◆ **Task data**

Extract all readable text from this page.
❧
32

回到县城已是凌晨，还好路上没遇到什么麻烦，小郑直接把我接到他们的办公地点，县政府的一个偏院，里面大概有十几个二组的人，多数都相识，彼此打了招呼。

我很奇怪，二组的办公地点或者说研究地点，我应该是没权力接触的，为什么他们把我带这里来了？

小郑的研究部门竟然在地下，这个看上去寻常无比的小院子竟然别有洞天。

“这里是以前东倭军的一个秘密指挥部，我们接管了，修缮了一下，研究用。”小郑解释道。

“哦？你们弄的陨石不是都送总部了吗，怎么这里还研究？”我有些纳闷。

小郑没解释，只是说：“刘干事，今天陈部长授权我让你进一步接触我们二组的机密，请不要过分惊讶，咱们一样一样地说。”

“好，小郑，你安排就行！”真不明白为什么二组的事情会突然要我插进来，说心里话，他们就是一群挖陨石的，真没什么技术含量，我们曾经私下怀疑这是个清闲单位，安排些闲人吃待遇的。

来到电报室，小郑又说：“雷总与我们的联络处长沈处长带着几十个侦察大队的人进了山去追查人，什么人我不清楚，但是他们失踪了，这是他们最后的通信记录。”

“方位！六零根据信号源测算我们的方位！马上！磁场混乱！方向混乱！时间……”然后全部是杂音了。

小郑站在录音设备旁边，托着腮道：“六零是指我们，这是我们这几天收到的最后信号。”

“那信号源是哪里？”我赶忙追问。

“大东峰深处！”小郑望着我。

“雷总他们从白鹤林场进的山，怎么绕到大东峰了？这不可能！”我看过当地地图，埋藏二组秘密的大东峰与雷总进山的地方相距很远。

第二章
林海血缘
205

* * *

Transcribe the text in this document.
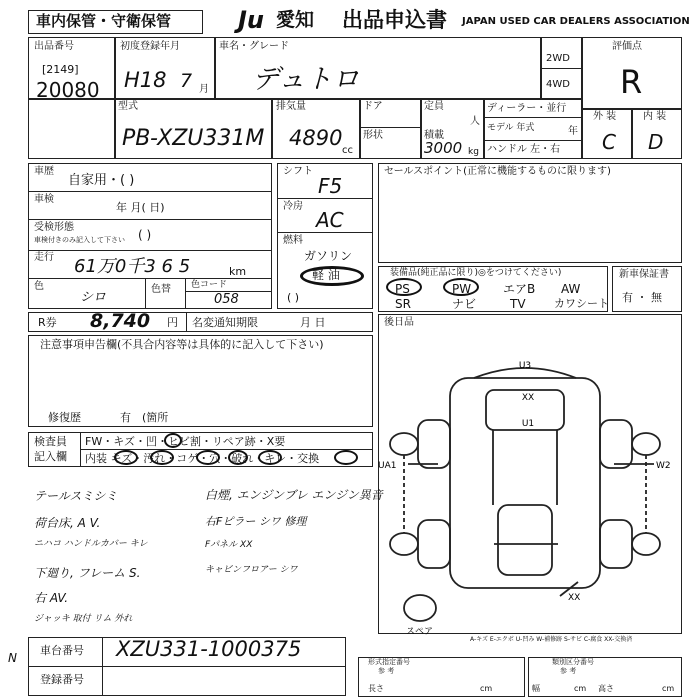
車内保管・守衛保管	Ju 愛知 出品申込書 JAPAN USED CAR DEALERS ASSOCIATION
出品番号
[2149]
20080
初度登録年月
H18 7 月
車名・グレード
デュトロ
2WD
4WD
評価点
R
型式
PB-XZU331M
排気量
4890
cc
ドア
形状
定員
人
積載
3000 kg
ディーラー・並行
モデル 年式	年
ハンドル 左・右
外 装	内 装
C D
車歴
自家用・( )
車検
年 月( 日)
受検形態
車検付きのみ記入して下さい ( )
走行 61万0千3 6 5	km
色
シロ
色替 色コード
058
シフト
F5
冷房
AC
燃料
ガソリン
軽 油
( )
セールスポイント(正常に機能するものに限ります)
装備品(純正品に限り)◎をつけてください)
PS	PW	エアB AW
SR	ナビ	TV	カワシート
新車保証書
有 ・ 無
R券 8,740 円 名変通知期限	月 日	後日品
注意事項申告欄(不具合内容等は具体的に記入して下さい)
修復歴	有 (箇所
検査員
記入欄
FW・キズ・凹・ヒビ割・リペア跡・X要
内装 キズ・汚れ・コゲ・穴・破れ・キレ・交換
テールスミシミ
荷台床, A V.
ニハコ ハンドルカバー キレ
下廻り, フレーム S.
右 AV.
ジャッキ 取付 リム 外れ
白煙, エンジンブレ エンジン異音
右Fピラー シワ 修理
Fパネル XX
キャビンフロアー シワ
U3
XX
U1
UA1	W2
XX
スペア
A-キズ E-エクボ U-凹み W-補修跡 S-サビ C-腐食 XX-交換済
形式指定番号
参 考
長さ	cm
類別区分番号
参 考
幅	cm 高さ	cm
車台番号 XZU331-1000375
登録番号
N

◆ **Objective**
Look through the entries and find each line that has the string "this". Copy those lines.

◆ **The output**
Extract all readable text from this page.
Transcribe the text in this document.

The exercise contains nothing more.